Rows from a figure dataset
◇ ◇ ◇

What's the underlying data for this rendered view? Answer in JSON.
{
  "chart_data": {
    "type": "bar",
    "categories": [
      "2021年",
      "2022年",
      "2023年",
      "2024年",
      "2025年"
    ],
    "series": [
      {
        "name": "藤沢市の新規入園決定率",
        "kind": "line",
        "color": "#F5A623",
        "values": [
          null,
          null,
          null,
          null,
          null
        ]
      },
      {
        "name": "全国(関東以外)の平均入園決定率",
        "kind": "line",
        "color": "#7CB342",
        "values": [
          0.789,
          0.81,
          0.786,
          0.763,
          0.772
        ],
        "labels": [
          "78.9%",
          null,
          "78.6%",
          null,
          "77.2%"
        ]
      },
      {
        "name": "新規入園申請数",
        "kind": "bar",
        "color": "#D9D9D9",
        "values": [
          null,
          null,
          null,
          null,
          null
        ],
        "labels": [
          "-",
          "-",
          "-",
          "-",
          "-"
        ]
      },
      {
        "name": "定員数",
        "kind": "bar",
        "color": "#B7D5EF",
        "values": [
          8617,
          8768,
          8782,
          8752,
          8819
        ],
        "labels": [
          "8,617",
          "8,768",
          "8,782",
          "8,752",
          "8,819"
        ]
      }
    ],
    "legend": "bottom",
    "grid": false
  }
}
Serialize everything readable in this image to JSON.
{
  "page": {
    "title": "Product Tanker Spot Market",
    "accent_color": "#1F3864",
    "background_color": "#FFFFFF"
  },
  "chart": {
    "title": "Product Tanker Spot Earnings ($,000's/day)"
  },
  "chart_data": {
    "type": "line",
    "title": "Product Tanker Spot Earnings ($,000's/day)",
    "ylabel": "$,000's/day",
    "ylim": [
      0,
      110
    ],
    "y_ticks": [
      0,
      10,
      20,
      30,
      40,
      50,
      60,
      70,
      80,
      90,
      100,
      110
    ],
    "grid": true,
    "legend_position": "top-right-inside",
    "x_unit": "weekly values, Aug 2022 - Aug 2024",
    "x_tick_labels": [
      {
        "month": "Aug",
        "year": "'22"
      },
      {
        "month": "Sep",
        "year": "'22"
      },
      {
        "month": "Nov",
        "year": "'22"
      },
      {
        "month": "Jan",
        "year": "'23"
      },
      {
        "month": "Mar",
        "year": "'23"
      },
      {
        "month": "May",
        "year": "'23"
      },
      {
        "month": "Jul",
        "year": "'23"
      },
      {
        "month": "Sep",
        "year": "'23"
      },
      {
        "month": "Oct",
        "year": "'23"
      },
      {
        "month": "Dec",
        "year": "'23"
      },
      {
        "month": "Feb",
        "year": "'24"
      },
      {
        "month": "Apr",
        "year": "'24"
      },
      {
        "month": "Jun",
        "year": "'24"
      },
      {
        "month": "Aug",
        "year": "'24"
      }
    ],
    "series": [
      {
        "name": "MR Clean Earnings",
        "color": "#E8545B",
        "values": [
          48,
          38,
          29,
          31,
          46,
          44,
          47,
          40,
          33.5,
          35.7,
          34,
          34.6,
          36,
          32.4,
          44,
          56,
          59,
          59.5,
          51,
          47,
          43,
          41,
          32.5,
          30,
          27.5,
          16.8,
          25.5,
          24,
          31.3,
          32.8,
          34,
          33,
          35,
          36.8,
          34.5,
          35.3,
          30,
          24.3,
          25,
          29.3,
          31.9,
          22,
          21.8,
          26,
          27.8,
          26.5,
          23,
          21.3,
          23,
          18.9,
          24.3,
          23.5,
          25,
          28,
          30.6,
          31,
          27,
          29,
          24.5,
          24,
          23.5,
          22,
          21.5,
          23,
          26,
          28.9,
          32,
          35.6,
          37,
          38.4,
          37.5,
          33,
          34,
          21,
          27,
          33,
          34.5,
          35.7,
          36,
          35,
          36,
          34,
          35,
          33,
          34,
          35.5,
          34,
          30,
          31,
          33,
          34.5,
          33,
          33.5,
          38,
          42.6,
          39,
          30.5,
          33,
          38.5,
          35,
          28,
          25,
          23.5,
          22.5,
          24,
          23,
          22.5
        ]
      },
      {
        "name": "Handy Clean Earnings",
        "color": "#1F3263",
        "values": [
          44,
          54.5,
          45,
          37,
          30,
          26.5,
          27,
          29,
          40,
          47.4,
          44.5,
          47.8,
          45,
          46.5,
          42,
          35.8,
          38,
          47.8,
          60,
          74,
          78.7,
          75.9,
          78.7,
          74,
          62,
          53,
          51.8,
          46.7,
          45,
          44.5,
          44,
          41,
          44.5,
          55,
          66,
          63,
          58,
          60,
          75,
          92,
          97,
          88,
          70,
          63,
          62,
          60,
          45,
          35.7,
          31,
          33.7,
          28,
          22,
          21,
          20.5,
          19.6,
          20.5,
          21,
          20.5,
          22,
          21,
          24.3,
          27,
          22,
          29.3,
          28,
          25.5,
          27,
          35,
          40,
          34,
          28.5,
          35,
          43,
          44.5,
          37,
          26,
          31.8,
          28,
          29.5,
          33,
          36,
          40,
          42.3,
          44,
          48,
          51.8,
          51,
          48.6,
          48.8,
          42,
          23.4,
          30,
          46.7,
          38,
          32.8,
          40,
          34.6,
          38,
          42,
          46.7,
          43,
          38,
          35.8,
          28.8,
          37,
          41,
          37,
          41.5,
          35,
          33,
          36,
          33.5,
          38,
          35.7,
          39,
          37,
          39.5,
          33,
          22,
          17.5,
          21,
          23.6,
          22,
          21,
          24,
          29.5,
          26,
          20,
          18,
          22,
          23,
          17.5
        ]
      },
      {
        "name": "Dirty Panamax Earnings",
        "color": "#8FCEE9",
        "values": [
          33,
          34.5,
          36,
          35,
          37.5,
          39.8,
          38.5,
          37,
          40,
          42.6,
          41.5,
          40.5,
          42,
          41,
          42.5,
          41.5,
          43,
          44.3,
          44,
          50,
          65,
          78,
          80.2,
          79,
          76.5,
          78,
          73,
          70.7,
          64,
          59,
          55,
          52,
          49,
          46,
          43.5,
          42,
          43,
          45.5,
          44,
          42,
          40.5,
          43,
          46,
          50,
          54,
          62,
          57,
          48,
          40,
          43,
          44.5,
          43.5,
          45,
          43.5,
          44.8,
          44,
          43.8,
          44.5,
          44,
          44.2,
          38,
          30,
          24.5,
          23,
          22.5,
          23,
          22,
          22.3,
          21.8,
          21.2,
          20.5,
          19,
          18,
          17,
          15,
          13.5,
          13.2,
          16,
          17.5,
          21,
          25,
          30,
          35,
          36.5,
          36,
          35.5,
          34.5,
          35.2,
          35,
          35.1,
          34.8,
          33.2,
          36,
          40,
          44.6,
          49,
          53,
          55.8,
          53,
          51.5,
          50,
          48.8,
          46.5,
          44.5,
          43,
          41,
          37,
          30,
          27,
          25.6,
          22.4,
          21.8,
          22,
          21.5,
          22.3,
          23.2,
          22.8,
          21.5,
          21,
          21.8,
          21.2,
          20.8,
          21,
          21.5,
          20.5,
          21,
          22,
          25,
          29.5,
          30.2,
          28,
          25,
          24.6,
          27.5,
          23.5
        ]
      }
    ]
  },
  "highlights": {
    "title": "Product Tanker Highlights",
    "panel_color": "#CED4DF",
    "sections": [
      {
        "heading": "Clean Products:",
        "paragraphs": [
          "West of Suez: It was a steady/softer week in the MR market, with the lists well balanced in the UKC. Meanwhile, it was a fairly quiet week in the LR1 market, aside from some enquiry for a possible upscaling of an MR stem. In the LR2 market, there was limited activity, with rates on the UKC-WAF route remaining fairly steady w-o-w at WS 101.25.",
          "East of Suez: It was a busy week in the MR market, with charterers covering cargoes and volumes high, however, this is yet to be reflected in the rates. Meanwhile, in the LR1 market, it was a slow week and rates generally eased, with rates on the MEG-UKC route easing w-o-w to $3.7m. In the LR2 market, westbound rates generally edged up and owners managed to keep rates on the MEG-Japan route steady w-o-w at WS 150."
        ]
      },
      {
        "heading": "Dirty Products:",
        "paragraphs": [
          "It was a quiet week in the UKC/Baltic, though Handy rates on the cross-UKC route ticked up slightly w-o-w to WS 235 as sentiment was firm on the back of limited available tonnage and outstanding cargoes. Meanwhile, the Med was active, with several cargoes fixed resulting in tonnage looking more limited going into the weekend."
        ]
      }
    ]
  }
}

◇ ◇ ◇

# [Short exercise]
Scan the lines for the string "Products". Copy out each line that matches.

# [Response]
        "heading": "Clean Products:",
        "heading": "Dirty Products:",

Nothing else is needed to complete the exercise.